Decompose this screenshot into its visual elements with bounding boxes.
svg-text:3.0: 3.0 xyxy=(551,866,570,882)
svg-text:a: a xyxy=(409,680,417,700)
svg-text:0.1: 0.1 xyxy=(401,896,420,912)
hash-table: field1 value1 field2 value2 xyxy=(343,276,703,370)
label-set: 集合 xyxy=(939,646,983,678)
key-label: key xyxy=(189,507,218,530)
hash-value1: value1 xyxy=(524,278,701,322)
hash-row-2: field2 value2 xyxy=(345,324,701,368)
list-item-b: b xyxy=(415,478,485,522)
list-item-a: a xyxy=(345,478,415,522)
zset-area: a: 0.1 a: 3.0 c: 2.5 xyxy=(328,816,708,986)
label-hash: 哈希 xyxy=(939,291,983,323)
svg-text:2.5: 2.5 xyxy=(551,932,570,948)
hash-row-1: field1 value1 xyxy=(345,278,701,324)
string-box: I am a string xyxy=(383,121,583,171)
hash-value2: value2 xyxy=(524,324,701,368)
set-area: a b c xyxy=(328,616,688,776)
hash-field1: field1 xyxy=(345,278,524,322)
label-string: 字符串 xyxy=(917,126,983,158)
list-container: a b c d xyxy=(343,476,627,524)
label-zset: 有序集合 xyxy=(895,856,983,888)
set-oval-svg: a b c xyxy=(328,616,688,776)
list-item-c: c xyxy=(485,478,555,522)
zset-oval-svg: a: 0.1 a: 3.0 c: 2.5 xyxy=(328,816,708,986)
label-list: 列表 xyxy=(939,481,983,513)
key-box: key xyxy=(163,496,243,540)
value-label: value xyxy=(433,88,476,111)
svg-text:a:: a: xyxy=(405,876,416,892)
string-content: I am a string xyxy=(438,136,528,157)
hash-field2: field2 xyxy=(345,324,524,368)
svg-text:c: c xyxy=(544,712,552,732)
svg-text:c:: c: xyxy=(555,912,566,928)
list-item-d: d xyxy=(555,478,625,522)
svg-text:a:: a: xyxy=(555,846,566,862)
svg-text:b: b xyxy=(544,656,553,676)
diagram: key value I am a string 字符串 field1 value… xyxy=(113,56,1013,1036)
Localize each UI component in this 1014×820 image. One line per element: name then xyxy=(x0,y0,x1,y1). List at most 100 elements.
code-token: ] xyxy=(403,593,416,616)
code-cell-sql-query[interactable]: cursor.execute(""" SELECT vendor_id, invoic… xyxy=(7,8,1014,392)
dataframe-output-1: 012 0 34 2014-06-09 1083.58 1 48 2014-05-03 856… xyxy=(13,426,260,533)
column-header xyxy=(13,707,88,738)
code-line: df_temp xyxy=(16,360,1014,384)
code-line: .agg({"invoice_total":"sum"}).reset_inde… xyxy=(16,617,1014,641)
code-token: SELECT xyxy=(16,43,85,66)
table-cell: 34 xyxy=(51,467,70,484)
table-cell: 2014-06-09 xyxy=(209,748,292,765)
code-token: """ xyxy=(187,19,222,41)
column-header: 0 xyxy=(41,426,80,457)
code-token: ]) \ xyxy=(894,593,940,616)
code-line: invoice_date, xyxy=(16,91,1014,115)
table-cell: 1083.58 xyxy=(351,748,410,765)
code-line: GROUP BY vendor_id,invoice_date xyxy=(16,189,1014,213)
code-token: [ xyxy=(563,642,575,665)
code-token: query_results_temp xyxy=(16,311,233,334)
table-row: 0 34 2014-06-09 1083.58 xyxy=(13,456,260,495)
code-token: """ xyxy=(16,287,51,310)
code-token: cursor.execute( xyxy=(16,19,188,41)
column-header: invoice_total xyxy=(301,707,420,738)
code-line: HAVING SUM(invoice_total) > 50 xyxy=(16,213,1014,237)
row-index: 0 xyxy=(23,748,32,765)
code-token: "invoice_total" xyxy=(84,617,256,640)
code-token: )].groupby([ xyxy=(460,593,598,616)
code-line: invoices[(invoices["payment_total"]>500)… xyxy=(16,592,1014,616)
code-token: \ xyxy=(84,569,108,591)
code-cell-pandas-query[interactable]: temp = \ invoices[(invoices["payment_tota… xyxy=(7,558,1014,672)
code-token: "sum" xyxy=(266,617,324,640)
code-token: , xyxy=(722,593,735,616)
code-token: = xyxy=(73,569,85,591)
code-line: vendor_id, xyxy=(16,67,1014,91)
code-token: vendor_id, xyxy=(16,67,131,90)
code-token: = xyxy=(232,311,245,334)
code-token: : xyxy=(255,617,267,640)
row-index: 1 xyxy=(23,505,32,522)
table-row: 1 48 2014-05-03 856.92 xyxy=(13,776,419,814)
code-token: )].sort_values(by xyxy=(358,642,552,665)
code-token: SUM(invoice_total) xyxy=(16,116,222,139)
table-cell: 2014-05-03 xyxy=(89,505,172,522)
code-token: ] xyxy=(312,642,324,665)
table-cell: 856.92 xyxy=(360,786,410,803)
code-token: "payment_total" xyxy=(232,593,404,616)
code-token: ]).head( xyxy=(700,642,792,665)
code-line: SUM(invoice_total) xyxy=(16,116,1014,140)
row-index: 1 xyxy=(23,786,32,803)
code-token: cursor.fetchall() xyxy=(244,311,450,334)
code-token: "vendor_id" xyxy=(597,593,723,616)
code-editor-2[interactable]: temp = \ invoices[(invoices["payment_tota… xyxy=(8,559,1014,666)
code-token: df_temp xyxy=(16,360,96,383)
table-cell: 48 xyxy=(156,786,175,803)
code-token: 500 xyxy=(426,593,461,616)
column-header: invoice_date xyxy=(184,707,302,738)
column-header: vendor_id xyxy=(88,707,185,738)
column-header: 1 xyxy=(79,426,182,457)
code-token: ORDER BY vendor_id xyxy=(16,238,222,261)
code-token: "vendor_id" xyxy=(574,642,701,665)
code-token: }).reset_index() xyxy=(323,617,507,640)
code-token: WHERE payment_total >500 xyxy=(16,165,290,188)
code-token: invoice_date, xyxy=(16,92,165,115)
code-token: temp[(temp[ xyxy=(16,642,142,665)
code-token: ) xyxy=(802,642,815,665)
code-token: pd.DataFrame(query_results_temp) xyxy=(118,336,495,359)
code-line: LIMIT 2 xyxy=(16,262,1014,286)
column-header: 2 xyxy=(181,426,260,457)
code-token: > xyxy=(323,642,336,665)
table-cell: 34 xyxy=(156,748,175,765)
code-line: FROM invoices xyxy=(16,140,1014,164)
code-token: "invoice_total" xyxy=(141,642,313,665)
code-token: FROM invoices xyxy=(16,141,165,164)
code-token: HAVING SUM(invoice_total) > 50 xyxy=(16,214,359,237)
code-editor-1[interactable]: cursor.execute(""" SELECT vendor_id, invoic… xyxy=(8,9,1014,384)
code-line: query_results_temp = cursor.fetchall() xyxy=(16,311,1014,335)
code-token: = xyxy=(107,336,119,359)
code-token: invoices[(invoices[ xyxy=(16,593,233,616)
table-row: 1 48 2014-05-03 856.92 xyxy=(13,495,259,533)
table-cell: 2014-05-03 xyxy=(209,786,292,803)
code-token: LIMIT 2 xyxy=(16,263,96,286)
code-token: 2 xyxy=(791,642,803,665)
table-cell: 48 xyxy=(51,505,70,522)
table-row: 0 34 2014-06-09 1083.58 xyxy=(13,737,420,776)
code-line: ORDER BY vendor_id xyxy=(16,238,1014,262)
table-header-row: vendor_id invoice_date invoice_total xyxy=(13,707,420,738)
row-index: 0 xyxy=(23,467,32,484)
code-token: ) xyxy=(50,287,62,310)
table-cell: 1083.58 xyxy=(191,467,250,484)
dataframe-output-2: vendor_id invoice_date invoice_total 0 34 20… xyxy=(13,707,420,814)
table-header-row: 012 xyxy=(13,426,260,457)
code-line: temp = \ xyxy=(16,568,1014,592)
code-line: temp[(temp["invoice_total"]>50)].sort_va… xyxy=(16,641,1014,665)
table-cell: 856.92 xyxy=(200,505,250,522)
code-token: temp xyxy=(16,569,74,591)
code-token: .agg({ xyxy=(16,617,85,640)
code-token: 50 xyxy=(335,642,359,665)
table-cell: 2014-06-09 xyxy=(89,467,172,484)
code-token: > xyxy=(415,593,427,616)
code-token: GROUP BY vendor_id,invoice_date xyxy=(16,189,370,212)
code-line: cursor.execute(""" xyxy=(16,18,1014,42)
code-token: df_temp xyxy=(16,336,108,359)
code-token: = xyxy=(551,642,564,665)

#### Given task
Give everything from the first line above down to the line containing "table-cell: 34 xyxy=(51,467,70,484)", including both ends, as a numbered list with blank lines left out.

#### Exercise solution
1. Decompose this screenshot into its visual elements with bounding boxes.
2. svg-text:3.0: 3.0 xyxy=(551,866,570,882)
3. svg-text:a: a xyxy=(409,680,417,700)
4. svg-text:0.1: 0.1 xyxy=(401,896,420,912)
5. hash-table: field1 value1 field2 value2 xyxy=(343,276,703,370)
6. label-set: 集合 xyxy=(939,646,983,678)
7. key-label: key xyxy=(189,507,218,530)
8. hash-value1: value1 xyxy=(524,278,701,322)
9. hash-row-2: field2 value2 xyxy=(345,324,701,368)
10. list-item-b: b xyxy=(415,478,485,522)
11. list-item-a: a xyxy=(345,478,415,522)
12. zset-area: a: 0.1 a: 3.0 c: 2.5 xyxy=(328,816,708,986)
13. label-hash: 哈希 xyxy=(939,291,983,323)
14. svg-text:2.5: 2.5 xyxy=(551,932,570,948)
15. hash-row-1: field1 value1 xyxy=(345,278,701,324)
16. string-box: I am a string xyxy=(383,121,583,171)
17. hash-value2: value2 xyxy=(524,324,701,368)
18. set-area: a b c xyxy=(328,616,688,776)
19. hash-field1: field1 xyxy=(345,278,524,322)
20. label-string: 字符串 xyxy=(917,126,983,158)
21. list-container: a b c d xyxy=(343,476,627,524)
22. label-zset: 有序集合 xyxy=(895,856,983,888)
23. set-oval-svg: a b c xyxy=(328,616,688,776)
24. list-item-c: c xyxy=(485,478,555,522)
25. zset-oval-svg: a: 0.1 a: 3.0 c: 2.5 xyxy=(328,816,708,986)
26. label-list: 列表 xyxy=(939,481,983,513)
27. key-box: key xyxy=(163,496,243,540)
28. value-label: value xyxy=(433,88,476,111)
29. svg-text:a:: a: xyxy=(405,876,416,892)
30. string-content: I am a string xyxy=(438,136,528,157)
31. hash-field2: field2 xyxy=(345,324,524,368)
32. svg-text:c: c xyxy=(544,712,552,732)
33. svg-text:c:: c: xyxy=(555,912,566,928)
34. list-item-d: d xyxy=(555,478,625,522)
35. svg-text:a:: a: xyxy=(555,846,566,862)
36. svg-text:b: b xyxy=(544,656,553,676)
37. diagram: key value I am a string 字符串 field1 value… xyxy=(113,56,1013,1036)
38. Localize each UI component in this 1014×820 image. One line per element: name then xyxy=(x0,y0,x1,y1). List at most 100 elements.
39. code-token: ] xyxy=(403,593,416,616)
40. code-cell-sql-query[interactable]: cursor.execute(""" SELECT vendor_id, invoic… xyxy=(7,8,1014,392)
41. dataframe-output-1: 012 0 34 2014-06-09 1083.58 1 48 2014-05-03 856… xyxy=(13,426,260,533)
42. column-header xyxy=(13,707,88,738)
43. code-line: df_temp xyxy=(16,360,1014,384)
44. code-line: .agg({"invoice_total":"sum"}).reset_inde… xyxy=(16,617,1014,641)
45. code-token: SELECT xyxy=(16,43,85,66)
46. table-cell: 34 xyxy=(51,467,70,484)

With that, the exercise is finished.